[start Dataset excerpts]

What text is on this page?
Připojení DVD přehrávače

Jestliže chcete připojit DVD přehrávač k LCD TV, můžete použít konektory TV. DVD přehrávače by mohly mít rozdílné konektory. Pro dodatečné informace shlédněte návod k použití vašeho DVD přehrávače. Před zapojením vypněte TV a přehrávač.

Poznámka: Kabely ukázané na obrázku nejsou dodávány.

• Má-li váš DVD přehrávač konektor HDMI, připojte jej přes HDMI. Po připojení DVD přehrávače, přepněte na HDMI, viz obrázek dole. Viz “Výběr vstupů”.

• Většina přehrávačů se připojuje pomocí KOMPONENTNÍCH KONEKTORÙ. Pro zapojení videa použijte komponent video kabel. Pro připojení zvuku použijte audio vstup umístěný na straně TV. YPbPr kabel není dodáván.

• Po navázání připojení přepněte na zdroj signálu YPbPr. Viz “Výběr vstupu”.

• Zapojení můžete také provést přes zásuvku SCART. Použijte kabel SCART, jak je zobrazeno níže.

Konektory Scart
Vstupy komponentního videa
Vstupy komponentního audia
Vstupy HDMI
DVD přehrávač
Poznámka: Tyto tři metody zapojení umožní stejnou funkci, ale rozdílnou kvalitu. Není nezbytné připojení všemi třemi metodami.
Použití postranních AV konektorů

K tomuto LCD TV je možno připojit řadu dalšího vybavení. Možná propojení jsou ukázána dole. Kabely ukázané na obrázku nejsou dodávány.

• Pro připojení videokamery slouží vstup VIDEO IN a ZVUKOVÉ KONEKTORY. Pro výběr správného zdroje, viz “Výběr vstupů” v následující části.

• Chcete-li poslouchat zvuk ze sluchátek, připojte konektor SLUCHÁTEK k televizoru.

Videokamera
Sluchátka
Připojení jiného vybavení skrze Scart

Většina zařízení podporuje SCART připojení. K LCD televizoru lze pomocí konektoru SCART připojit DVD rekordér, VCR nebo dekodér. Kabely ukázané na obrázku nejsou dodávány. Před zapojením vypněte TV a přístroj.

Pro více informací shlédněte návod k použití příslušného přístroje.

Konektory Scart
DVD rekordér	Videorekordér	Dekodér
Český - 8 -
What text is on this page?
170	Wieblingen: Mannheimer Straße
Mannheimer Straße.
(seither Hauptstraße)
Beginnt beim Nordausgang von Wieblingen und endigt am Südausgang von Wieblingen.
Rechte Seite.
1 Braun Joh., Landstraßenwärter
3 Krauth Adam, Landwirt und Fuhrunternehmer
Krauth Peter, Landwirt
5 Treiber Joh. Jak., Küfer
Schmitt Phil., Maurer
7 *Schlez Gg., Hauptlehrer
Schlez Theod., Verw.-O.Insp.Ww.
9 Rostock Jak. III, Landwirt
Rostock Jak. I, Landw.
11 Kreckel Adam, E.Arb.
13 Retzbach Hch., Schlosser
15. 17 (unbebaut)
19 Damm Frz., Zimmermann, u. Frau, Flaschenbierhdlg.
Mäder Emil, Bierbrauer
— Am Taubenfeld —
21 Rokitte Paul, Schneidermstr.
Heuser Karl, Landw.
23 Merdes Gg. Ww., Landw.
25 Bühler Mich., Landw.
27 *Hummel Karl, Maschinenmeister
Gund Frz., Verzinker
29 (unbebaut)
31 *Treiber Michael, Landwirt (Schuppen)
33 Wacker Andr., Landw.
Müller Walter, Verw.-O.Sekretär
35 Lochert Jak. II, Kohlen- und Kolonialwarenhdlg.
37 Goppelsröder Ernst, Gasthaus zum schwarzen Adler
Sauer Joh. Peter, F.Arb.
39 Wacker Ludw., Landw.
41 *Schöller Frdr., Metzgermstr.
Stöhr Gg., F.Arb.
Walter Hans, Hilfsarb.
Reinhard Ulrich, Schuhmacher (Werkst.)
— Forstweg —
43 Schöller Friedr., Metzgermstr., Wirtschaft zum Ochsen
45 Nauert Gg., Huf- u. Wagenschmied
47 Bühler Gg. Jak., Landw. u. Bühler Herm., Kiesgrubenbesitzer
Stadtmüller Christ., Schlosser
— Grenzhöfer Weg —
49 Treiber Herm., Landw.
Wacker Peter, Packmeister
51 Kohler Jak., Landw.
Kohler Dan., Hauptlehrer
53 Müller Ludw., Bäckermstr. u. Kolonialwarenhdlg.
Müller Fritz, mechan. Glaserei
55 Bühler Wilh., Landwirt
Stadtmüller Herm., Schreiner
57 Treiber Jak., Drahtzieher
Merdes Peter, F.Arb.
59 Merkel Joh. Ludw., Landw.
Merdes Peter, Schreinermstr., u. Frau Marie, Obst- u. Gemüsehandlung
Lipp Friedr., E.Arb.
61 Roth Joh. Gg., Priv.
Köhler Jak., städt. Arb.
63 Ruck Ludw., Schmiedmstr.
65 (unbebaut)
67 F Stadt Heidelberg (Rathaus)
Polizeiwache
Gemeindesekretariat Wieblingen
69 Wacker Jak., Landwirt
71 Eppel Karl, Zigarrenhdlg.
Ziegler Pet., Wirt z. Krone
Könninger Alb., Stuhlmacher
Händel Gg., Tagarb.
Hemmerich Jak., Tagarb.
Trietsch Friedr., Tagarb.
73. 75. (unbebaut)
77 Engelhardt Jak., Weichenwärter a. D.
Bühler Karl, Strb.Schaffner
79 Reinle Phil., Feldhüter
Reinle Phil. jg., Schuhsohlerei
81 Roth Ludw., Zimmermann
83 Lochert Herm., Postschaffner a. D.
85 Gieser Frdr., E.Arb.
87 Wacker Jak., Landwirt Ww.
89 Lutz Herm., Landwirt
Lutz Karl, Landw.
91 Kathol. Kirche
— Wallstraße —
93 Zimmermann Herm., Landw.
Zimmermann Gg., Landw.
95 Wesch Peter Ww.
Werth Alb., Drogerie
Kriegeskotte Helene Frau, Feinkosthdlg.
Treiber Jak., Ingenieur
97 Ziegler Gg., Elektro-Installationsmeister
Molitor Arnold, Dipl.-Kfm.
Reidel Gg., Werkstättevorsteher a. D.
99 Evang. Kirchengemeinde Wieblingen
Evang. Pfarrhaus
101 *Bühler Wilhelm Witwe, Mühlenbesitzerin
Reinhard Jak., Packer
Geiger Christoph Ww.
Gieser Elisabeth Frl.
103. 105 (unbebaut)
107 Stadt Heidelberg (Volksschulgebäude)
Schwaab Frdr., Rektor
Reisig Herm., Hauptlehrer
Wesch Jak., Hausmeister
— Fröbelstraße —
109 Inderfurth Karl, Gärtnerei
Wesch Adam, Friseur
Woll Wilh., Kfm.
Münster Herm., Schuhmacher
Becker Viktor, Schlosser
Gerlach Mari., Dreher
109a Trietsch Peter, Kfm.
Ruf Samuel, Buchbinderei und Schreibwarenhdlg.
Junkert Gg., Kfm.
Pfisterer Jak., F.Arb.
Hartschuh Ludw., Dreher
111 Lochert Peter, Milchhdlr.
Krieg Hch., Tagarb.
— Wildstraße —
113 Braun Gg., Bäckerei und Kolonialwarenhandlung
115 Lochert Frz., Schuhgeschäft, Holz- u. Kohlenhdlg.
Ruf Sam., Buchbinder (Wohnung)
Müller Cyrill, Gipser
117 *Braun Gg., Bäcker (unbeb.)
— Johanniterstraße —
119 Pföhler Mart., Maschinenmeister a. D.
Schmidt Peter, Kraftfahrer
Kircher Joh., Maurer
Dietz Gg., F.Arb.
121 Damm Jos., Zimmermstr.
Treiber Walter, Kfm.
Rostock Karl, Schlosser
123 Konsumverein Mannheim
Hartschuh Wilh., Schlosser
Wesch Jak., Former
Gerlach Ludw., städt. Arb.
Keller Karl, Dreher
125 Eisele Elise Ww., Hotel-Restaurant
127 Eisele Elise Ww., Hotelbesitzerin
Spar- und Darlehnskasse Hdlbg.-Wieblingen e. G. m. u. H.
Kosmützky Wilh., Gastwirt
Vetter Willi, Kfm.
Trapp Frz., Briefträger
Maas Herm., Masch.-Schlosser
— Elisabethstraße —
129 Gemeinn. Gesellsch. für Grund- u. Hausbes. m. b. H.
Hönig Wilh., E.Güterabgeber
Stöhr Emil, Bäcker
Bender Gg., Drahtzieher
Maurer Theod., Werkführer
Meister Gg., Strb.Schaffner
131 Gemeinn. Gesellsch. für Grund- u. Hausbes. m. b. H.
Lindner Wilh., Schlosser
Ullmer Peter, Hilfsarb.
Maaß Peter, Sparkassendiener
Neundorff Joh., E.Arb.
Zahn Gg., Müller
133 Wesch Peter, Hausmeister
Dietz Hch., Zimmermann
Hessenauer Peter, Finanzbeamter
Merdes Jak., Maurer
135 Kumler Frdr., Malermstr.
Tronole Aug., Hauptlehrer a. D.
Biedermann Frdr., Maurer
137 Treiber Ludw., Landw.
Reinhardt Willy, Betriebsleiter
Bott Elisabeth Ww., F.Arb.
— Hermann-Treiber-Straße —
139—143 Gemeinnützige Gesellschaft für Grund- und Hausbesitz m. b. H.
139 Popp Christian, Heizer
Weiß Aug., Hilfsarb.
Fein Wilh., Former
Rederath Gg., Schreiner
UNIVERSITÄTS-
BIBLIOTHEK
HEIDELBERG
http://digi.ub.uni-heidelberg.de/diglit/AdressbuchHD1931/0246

[end Dataset excerpts]

**What you should do**
Go through the entries above and copy every line containing "pomocí".

**Response below**
• Většina přehrávačů se připojuje pomocí KOMPONENTNÍCH KONEKTORÙ. Pro zapojení videa použijte komponent video kabel. Pro připojení zvuku použijte audio vstup umístěný na straně TV. YPbPr kabel není dodáván.
Většina zařízení podporuje SCART připojení. K LCD televizoru lze pomocí konektoru SCART připojit DVD rekordér, VCR nebo dekodér. Kabely ukázané na obrázku nejsou dodávány. Před zapojením vypněte TV a přístroj.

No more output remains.